— Begin —

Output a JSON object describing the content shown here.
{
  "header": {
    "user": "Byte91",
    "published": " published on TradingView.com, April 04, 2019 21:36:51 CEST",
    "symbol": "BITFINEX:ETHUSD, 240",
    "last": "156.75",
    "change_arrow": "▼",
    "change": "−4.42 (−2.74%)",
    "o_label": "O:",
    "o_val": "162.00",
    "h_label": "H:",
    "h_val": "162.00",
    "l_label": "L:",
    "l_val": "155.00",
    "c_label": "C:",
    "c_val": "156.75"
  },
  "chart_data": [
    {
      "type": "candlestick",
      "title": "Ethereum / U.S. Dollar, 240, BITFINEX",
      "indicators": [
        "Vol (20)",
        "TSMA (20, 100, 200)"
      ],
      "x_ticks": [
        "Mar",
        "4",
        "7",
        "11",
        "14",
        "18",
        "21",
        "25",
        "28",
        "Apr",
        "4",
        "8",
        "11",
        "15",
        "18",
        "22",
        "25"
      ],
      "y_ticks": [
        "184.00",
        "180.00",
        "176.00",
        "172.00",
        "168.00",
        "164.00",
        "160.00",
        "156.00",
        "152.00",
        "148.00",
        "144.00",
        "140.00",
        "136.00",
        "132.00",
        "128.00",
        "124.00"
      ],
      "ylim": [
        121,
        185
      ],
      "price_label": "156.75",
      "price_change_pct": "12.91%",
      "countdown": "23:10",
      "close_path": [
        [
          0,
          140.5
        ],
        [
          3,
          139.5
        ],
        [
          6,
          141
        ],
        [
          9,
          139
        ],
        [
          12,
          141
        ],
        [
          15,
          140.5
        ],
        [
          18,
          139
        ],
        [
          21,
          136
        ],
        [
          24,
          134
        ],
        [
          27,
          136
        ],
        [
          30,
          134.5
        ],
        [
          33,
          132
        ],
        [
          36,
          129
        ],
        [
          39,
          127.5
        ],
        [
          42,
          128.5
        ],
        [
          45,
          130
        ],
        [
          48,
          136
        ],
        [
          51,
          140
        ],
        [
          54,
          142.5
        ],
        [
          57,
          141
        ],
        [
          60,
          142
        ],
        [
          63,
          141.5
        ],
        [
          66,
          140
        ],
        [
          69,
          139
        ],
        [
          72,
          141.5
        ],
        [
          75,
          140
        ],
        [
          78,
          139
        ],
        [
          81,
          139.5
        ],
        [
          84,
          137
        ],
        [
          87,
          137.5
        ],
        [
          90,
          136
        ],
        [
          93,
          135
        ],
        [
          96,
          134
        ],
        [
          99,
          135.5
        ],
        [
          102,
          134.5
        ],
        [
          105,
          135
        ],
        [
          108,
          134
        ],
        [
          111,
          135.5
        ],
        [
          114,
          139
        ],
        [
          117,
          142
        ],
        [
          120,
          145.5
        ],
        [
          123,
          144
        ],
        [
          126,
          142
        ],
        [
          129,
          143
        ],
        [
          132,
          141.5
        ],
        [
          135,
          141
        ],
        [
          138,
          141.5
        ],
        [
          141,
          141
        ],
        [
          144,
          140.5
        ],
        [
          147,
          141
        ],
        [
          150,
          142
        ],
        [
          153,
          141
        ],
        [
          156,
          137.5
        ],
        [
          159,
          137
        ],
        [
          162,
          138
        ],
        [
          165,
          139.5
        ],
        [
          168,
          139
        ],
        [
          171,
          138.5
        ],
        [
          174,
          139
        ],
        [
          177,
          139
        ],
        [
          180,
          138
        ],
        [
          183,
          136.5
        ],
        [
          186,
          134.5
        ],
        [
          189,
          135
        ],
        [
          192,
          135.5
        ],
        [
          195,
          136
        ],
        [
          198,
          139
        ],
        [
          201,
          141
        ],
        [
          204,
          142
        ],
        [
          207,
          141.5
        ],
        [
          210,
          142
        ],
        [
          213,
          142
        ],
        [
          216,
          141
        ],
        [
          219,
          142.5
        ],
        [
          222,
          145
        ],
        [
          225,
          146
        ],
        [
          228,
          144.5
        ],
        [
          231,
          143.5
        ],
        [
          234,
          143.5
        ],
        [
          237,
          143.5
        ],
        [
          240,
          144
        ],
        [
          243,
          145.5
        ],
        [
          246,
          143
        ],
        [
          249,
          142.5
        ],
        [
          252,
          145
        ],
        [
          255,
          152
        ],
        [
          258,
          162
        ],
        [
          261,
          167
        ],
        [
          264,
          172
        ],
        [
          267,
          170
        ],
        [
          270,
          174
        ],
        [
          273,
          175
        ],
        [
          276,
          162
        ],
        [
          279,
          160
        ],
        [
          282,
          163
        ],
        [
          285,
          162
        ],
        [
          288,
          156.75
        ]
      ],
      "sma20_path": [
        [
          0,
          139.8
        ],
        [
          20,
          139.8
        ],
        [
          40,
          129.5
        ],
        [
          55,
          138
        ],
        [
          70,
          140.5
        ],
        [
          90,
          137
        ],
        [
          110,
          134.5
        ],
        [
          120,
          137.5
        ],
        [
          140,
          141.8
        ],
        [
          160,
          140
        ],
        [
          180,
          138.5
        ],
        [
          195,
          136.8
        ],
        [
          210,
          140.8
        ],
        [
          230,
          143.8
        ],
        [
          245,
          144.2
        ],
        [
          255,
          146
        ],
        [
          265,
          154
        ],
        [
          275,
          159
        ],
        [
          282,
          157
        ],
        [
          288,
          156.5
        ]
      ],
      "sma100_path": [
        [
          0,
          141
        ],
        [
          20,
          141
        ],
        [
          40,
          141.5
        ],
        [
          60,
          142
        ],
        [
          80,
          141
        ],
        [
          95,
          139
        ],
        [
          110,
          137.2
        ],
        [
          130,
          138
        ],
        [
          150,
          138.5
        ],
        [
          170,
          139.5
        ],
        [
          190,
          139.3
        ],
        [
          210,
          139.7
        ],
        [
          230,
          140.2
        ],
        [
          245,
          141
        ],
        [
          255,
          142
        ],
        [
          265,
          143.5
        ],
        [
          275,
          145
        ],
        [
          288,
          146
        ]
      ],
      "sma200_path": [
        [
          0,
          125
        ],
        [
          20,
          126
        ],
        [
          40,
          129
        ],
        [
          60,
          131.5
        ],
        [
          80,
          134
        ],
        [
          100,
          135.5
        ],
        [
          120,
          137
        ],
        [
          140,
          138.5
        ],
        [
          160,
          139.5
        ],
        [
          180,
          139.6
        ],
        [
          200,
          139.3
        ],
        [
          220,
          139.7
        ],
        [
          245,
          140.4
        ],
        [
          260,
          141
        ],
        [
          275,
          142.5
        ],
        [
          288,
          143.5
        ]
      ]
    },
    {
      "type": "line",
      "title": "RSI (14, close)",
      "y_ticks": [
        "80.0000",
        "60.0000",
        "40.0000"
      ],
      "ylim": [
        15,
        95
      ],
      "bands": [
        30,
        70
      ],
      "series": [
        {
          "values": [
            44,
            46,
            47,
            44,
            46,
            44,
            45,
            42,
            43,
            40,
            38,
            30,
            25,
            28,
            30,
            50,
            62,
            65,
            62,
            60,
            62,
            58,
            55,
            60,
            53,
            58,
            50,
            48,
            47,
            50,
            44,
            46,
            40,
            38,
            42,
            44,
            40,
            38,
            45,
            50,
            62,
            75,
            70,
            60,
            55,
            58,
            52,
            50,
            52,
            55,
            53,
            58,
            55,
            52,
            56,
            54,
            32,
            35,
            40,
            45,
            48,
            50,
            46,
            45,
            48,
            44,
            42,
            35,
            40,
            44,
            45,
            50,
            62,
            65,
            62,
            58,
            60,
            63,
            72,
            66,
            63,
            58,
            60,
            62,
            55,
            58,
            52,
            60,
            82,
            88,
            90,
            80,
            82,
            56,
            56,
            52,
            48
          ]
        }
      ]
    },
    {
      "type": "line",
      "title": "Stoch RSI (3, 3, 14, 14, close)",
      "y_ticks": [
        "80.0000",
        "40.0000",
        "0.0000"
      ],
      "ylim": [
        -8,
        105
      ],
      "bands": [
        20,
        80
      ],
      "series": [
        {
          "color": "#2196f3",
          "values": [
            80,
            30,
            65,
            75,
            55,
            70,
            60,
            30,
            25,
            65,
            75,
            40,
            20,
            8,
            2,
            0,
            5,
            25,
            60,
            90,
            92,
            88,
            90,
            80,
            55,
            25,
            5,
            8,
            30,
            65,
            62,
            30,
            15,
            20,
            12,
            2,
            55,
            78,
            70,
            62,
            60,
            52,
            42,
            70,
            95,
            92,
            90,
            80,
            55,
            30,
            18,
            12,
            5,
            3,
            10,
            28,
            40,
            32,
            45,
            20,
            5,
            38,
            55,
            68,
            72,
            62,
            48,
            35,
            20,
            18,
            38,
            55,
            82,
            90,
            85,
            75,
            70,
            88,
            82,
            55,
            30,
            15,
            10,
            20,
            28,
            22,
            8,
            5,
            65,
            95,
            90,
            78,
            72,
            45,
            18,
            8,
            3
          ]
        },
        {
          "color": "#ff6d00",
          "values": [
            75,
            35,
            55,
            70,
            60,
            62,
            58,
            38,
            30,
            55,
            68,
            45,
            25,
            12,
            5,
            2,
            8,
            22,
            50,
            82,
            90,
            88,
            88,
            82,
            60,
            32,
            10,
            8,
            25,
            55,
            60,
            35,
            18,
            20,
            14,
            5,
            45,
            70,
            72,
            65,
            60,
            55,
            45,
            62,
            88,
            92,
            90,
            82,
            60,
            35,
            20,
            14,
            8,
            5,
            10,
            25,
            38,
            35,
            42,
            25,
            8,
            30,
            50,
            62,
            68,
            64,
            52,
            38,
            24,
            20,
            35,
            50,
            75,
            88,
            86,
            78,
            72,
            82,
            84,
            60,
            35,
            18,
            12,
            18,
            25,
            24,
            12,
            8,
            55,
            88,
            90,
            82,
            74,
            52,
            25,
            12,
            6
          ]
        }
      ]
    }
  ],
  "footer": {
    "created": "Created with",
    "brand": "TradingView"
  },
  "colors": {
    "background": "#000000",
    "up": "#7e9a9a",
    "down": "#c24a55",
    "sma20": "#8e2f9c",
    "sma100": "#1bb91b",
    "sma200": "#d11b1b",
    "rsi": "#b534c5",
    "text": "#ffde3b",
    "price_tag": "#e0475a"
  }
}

— End —

● **Stated task**: Your task is to pick out every line with the string "TradingView" and copy it.

● **Full output**:
    "published": " published on TradingView.com, April 04, 2019 21:36:51 CEST",
    "brand": "TradingView"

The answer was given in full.